- [What the task requires]
Quote the data below in full, please, without altering anything.
**** Records for processing
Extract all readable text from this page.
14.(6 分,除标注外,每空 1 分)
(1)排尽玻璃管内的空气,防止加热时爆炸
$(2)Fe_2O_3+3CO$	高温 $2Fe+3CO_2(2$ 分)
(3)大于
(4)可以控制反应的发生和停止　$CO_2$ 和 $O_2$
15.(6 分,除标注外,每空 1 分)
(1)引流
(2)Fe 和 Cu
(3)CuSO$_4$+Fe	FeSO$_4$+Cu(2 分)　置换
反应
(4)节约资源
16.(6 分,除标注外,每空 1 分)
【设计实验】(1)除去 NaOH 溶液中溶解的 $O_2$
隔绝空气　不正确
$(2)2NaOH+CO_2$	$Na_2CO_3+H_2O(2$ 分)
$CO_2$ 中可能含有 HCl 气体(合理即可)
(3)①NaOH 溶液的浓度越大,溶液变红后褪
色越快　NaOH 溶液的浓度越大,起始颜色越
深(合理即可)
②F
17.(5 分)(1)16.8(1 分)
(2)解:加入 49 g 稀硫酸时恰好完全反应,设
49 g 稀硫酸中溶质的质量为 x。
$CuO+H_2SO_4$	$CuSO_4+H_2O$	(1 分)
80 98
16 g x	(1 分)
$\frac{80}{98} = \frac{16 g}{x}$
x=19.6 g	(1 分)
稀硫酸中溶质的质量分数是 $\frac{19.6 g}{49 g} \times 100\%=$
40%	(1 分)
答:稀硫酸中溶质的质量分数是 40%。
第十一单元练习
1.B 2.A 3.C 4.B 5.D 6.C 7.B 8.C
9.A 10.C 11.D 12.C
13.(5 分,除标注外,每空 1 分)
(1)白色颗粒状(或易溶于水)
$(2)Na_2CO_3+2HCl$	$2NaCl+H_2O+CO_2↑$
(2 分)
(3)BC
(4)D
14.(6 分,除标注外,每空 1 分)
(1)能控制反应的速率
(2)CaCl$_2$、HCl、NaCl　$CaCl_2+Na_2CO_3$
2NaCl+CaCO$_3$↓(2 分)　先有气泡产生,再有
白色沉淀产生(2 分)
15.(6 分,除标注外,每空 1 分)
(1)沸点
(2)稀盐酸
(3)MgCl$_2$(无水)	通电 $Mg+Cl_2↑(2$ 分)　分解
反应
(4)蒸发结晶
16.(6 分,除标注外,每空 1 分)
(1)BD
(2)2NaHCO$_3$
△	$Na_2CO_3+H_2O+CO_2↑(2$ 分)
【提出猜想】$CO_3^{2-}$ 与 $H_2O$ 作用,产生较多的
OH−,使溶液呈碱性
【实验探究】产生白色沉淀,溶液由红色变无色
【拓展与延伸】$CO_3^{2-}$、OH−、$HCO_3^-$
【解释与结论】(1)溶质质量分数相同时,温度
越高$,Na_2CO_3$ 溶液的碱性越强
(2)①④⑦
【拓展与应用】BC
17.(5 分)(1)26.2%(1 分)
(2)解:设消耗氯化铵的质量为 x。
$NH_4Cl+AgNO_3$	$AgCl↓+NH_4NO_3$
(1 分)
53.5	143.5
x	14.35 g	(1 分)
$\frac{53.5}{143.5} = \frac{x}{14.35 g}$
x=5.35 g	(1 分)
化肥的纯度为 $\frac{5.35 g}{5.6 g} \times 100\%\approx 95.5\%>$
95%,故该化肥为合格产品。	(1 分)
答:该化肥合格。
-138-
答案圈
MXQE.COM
********
- [Answer to the exercise]
Extract all readable text from this page.
14.(6 分,除标注外,每空 1 分)
(1)排尽玻璃管内的空气,防止加热时爆炸
$(2)Fe_2O_3+3CO$	高温 $2Fe+3CO_2(2$ 分)
(3)大于
(4)可以控制反应的发生和停止　$CO_2$ 和 $O_2$
15.(6 分,除标注外,每空 1 分)
(1)引流
(2)Fe 和 Cu
(3)CuSO$_4$+Fe	FeSO$_4$+Cu(2 分)　置换
反应
(4)节约资源
16.(6 分,除标注外,每空 1 分)
【设计实验】(1)除去 NaOH 溶液中溶解的 $O_2$
隔绝空气　不正确
$(2)2NaOH+CO_2$	$Na_2CO_3+H_2O(2$ 分)
$CO_2$ 中可能含有 HCl 气体(合理即可)
(3)①NaOH 溶液的浓度越大,溶液变红后褪
色越快　NaOH 溶液的浓度越大,起始颜色越
深(合理即可)
②F
17.(5 分)(1)16.8(1 分)
(2)解:加入 49 g 稀硫酸时恰好完全反应,设
49 g 稀硫酸中溶质的质量为 x。
$CuO+H_2SO_4$	$CuSO_4+H_2O$	(1 分)
80 98
16 g x	(1 分)
$\frac{80}{98} = \frac{16 g}{x}$
x=19.6 g	(1 分)
稀硫酸中溶质的质量分数是 $\frac{19.6 g}{49 g} \times 100\%=$
40%	(1 分)
答:稀硫酸中溶质的质量分数是 40%。
第十一单元练习
1.B 2.A 3.C 4.B 5.D 6.C 7.B 8.C
9.A 10.C 11.D 12.C
13.(5 分,除标注外,每空 1 分)
(1)白色颗粒状(或易溶于水)
$(2)Na_2CO_3+2HCl$	$2NaCl+H_2O+CO_2↑$
(2 分)
(3)BC
(4)D
14.(6 分,除标注外,每空 1 分)
(1)能控制反应的速率
(2)CaCl$_2$、HCl、NaCl　$CaCl_2+Na_2CO_3$
2NaCl+CaCO$_3$↓(2 分)　先有气泡产生,再有
白色沉淀产生(2 分)
15.(6 分,除标注外,每空 1 分)
(1)沸点
(2)稀盐酸
(3)MgCl$_2$(无水)	通电 $Mg+Cl_2↑(2$ 分)　分解
反应
(4)蒸发结晶
16.(6 分,除标注外,每空 1 分)
(1)BD
(2)2NaHCO$_3$
△	$Na_2CO_3+H_2O+CO_2↑(2$ 分)
【提出猜想】$CO_3^{2-}$ 与 $H_2O$ 作用,产生较多的
OH−,使溶液呈碱性
【实验探究】产生白色沉淀,溶液由红色变无色
【拓展与延伸】$CO_3^{2-}$、OH−、$HCO_3^-$
【解释与结论】(1)溶质质量分数相同时,温度
越高$,Na_2CO_3$ 溶液的碱性越强
(2)①④⑦
【拓展与应用】BC
17.(5 分)(1)26.2%(1 分)
(2)解:设消耗氯化铵的质量为 x。
$NH_4Cl+AgNO_3$	$AgCl↓+NH_4NO_3$
(1 分)
53.5	143.5
x	14.35 g	(1 分)
$\frac{53.5}{143.5} = \frac{x}{14.35 g}$
x=5.35 g	(1 分)
化肥的纯度为 $\frac{5.35 g}{5.6 g} \times 100\%\approx 95.5\%>$
95%,故该化肥为合格产品。	(1 分)
答:该化肥合格。
-138-
答案圈
MXQE.COM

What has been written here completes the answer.